--- MATERIAL FOR THIS EXERCISE ---
+===+
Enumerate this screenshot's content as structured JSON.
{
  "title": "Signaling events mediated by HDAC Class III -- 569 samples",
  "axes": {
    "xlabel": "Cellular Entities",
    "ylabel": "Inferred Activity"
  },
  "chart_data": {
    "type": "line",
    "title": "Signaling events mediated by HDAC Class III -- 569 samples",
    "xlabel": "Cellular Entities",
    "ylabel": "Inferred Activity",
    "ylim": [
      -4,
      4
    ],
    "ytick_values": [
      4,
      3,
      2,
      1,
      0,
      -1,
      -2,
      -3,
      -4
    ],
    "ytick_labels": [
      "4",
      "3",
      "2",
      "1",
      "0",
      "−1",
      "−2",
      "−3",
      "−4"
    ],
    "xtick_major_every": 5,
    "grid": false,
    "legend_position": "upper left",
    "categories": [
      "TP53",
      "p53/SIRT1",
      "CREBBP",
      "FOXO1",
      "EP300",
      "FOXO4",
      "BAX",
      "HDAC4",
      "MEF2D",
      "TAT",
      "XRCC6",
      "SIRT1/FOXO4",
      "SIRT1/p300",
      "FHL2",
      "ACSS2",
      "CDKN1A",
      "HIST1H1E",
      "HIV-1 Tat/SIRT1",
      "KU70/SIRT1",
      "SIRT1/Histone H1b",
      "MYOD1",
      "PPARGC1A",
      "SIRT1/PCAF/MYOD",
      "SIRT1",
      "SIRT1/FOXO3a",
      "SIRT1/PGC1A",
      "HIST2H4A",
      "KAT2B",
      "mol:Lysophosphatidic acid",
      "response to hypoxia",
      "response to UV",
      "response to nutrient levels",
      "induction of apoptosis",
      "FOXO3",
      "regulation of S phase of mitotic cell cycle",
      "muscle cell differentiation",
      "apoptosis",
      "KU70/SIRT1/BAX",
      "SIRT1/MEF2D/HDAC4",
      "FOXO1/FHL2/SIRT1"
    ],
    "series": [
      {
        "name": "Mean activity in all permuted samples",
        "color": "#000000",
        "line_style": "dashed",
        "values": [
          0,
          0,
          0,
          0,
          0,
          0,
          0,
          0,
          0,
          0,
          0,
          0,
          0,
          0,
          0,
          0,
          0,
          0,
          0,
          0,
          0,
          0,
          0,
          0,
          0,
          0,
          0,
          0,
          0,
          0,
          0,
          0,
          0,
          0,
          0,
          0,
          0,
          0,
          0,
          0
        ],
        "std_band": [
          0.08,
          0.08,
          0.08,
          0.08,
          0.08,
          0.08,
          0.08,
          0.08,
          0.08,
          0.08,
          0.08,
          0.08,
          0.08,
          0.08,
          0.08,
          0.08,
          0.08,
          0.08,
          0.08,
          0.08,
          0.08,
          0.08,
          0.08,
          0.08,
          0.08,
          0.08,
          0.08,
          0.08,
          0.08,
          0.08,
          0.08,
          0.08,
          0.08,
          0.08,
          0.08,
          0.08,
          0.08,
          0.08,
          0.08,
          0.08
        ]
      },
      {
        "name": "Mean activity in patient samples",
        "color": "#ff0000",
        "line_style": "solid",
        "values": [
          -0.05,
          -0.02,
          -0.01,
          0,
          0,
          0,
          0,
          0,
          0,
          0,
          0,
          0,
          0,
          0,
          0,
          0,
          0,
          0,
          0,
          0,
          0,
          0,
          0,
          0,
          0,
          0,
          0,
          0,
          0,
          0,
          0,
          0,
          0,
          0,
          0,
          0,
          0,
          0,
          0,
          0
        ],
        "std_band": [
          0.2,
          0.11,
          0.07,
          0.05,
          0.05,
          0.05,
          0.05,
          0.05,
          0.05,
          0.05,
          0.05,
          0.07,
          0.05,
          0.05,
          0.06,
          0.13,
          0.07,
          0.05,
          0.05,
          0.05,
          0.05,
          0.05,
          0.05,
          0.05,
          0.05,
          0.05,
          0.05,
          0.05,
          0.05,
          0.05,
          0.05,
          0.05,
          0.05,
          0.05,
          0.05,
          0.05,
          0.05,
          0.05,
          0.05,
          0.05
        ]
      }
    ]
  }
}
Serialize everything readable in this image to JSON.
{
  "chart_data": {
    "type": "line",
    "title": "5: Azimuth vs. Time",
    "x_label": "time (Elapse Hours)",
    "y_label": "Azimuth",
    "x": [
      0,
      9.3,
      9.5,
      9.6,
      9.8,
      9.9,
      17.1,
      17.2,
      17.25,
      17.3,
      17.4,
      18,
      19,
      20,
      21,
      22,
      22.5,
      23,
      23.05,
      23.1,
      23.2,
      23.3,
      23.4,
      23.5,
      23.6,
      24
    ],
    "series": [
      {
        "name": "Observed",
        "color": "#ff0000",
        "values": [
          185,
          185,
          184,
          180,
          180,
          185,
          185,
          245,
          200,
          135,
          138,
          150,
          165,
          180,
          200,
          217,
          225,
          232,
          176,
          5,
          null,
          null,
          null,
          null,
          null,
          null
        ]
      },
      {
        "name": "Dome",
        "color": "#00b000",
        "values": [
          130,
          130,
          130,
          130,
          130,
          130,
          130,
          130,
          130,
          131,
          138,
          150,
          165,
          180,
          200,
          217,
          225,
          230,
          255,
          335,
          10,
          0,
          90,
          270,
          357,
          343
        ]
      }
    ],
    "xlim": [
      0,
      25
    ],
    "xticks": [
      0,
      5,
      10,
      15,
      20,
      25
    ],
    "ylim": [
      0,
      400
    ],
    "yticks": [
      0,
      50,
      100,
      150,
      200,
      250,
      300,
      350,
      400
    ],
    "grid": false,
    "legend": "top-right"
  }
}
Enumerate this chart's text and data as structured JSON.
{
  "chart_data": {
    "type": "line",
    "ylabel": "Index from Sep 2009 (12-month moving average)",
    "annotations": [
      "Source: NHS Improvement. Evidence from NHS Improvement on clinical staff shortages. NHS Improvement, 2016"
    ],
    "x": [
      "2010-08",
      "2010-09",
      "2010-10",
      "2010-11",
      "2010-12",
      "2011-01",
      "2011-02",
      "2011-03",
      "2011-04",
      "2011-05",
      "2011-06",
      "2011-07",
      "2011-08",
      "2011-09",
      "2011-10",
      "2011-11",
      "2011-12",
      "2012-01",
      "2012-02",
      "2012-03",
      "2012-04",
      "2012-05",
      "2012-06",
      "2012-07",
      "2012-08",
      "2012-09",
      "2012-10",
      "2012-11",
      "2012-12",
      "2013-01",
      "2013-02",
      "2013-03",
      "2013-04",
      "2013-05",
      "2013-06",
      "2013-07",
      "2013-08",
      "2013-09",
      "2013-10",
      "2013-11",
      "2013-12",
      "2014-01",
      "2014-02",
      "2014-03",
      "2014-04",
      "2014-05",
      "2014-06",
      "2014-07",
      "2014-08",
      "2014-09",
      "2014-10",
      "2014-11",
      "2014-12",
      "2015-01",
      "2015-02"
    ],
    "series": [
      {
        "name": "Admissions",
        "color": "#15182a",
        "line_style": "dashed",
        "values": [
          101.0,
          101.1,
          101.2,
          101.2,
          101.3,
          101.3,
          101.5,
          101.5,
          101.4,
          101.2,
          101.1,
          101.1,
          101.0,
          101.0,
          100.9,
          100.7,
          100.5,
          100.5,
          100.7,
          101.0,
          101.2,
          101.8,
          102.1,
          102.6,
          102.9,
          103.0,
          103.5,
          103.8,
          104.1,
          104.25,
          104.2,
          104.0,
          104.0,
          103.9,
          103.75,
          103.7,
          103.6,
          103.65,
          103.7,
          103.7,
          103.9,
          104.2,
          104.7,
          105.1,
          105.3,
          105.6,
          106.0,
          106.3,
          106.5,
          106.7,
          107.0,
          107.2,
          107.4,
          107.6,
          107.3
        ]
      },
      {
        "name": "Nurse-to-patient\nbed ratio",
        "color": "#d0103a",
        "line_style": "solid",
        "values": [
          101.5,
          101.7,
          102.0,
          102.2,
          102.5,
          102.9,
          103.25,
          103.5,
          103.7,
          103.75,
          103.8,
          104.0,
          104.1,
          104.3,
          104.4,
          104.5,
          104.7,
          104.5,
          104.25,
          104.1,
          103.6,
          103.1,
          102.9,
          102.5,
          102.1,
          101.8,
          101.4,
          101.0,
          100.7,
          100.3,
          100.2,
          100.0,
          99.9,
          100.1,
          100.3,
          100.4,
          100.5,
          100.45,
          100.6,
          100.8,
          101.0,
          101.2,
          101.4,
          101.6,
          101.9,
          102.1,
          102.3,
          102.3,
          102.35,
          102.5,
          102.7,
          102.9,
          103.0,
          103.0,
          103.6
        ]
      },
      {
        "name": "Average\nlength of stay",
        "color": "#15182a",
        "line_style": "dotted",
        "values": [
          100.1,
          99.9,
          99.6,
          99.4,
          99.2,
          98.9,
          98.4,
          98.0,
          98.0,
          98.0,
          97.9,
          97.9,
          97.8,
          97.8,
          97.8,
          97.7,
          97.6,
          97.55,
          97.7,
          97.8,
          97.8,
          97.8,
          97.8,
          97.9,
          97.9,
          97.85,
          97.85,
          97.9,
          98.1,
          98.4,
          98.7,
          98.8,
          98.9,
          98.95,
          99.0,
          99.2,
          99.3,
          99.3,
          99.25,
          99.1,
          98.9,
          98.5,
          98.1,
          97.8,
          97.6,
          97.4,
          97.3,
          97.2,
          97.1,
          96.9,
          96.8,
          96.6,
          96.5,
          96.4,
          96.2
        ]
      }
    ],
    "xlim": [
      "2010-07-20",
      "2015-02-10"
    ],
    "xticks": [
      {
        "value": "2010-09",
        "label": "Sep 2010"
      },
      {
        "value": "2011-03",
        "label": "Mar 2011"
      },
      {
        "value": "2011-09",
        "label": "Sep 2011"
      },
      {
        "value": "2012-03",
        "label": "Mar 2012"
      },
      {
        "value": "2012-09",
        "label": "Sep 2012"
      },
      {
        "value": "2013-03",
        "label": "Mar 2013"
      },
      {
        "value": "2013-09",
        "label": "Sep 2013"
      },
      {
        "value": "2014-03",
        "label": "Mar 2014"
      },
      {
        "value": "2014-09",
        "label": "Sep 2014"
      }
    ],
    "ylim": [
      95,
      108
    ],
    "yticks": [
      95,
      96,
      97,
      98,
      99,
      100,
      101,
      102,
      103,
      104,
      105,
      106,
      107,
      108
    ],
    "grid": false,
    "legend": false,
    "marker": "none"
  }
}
+===+
--- DIRECTION ---
Identify every line holding the word "Enumerate" and copy it out.

--- WORKED ANSWER ---
Enumerate this screenshot's content as structured JSON.
Enumerate this chart's text and data as structured JSON.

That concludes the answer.